▼

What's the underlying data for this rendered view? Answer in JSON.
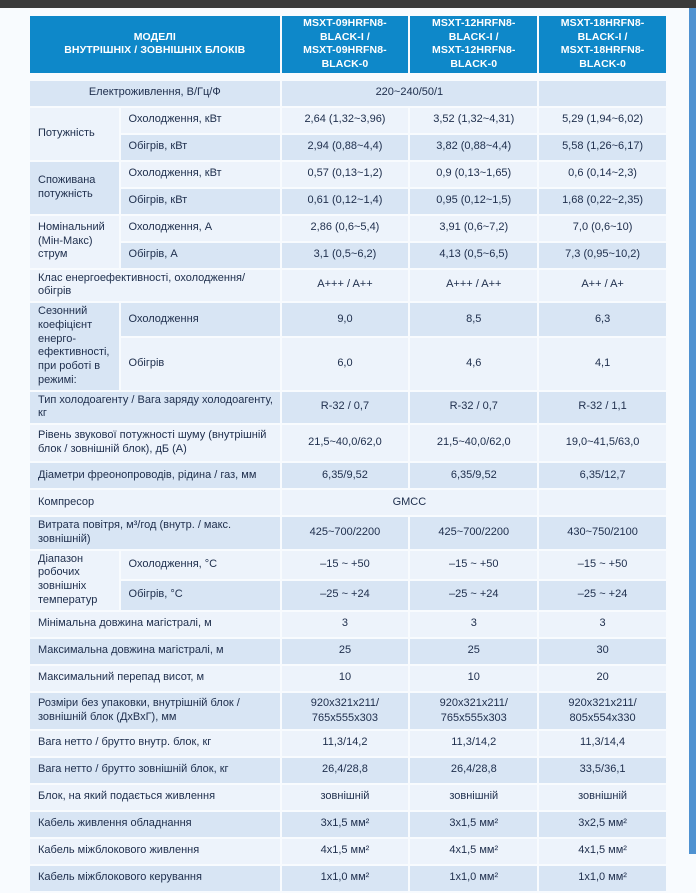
{
  "colors": {
    "header_bg": "#0e88c9",
    "row_dark": "#d8e5f4",
    "row_light": "#edf3fb",
    "top_bar": "#3b3b3b",
    "side_strip": "#4f92d1",
    "text": "#20304e"
  },
  "header": {
    "title": [
      "МОДЕЛІ",
      "ВНУТРІШНІХ / ЗОВНІШНІХ БЛОКІВ"
    ],
    "models": [
      [
        "MSXT-09HRFN8-BLACK-I /",
        "MSXT-09HRFN8-BLACK-0"
      ],
      [
        "MSXT-12HRFN8-BLACK-I /",
        "MSXT-12HRFN8-BLACK-0"
      ],
      [
        "MSXT-18HRFN8-BLACK-I /",
        "MSXT-18HRFN8-BLACK-0"
      ]
    ]
  },
  "rows": [
    {
      "label": "Електроживлення, В/Гц/Ф",
      "value": "220~240/50/1"
    },
    {
      "group": "Потужність",
      "sub": [
        {
          "label": "Охолодження, кВт",
          "values": [
            "2,64 (1,32~3,96)",
            "3,52 (1,32~4,31)",
            "5,29 (1,94~6,02)"
          ]
        },
        {
          "label": "Обігрів, кВт",
          "values": [
            "2,94 (0,88~4,4)",
            "3,82 (0,88~4,4)",
            "5,58 (1,26~6,17)"
          ]
        }
      ]
    },
    {
      "group": "Споживана потужність",
      "sub": [
        {
          "label": "Охолодження, кВт",
          "values": [
            "0,57 (0,13~1,2)",
            "0,9 (0,13~1,65)",
            "0,6 (0,14~2,3)"
          ]
        },
        {
          "label": "Обігрів, кВт",
          "values": [
            "0,61 (0,12~1,4)",
            "0,95 (0,12~1,5)",
            "1,68 (0,22~2,35)"
          ]
        }
      ]
    },
    {
      "group": "Номінальний (Мін-Макс) струм",
      "sub": [
        {
          "label": "Охолодження, А",
          "values": [
            "2,86 (0,6~5,4)",
            "3,91 (0,6~7,2)",
            "7,0 (0,6~10)"
          ]
        },
        {
          "label": "Обігрів, А",
          "values": [
            "3,1 (0,5~6,2)",
            "4,13 (0,5~6,5)",
            "7,3 (0,95~10,2)"
          ]
        }
      ]
    },
    {
      "label": "Клас енергоефективності, охолодження/ обігрів",
      "values": [
        "A+++ / A++",
        "A+++ / A++",
        "A++ / A+"
      ]
    },
    {
      "group": "Сезонний коефіцієнт енерго-ефективності, при роботі в режимі:",
      "sub": [
        {
          "label": "Охолодження",
          "values": [
            "9,0",
            "8,5",
            "6,3"
          ]
        },
        {
          "label": "Обігрів",
          "values": [
            "6,0",
            "4,6",
            "4,1"
          ]
        }
      ]
    },
    {
      "label": "Тип холодоагенту / Вага заряду холодоагенту, кг",
      "values": [
        "R-32 / 0,7",
        "R-32 / 0,7",
        "R-32 / 1,1"
      ]
    },
    {
      "label": "Рівень звукової потужності шуму (внутрішній блок / зовнішній блок), дБ (А)",
      "values": [
        "21,5~40,0/62,0",
        "21,5~40,0/62,0",
        "19,0~41,5/63,0"
      ]
    },
    {
      "label": "Діаметри фреонопроводів, рідина / газ, мм",
      "values": [
        "6,35/9,52",
        "6,35/9,52",
        "6,35/12,7"
      ]
    },
    {
      "label": "Компресор",
      "value": "GMCC"
    },
    {
      "label": "Витрата повітря, м³/год (внутр. / макс. зовнішній)",
      "values": [
        "425~700/2200",
        "425~700/2200",
        "430~750/2100"
      ]
    },
    {
      "group": "Діапазон робочих зовнішніх температур",
      "sub": [
        {
          "label": "Охолодження, °С",
          "values": [
            "–15 ~ +50",
            "–15 ~ +50",
            "–15 ~ +50"
          ]
        },
        {
          "label": "Обігрів, °С",
          "values": [
            "–25 ~ +24",
            "–25 ~ +24",
            "–25 ~ +24"
          ]
        }
      ]
    },
    {
      "label": "Мінімальна довжина магістралі, м",
      "values": [
        "3",
        "3",
        "3"
      ]
    },
    {
      "label": "Максимальна довжина магістралі, м",
      "values": [
        "25",
        "25",
        "30"
      ]
    },
    {
      "label": "Максимальний перепад висот, м",
      "values": [
        "10",
        "10",
        "20"
      ]
    },
    {
      "label": "Розміри без упаковки, внутрішній блок / зовнішній блок (ДхВхГ), мм",
      "values": [
        "920х321х211/",
        "920х321х211/",
        "920х321х211/"
      ],
      "values2": [
        "765х555х303",
        "765х555х303",
        "805х554х330"
      ]
    },
    {
      "label": "Вага нетто / брутто внутр. блок, кг",
      "values": [
        "11,3/14,2",
        "11,3/14,2",
        "11,3/14,4"
      ]
    },
    {
      "label": "Вага нетто / брутто зовнішній блок, кг",
      "values": [
        "26,4/28,8",
        "26,4/28,8",
        "33,5/36,1"
      ]
    },
    {
      "label": "Блок, на який подається живлення",
      "values": [
        "зовнішній",
        "зовнішній",
        "зовнішній"
      ]
    },
    {
      "label": "Кабель живлення обладнання",
      "values": [
        "3х1,5 мм²",
        "3х1,5 мм²",
        "3х2,5 мм²"
      ]
    },
    {
      "label": "Кабель міжблокового живлення",
      "values": [
        "4х1,5 мм²",
        "4х1,5 мм²",
        "4х1,5 мм²"
      ]
    },
    {
      "label": "Кабель міжблокового керування",
      "values": [
        "1х1,0 мм²",
        "1х1,0 мм²",
        "1х1,0 мм²"
      ]
    }
  ]
}
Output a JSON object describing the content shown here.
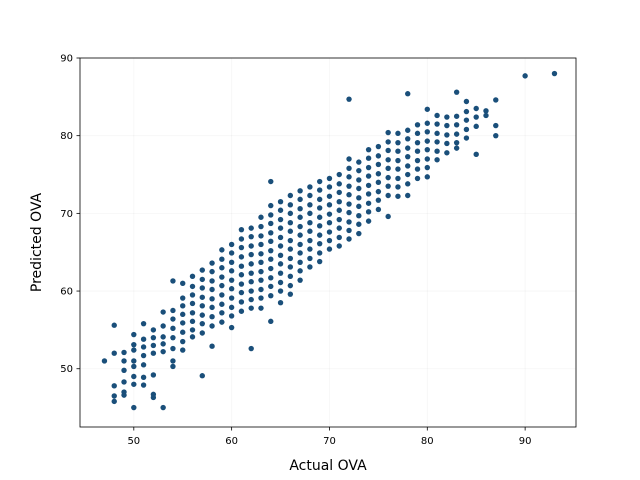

▲

#### Task to complete:
Select and copy every line of the material that holds the string "нетто".

#### Solution for this problem:
      "label": "Вага нетто / брутто внутр. блок, кг",
      "label": "Вага нетто / брутто зовнішній блок, кг",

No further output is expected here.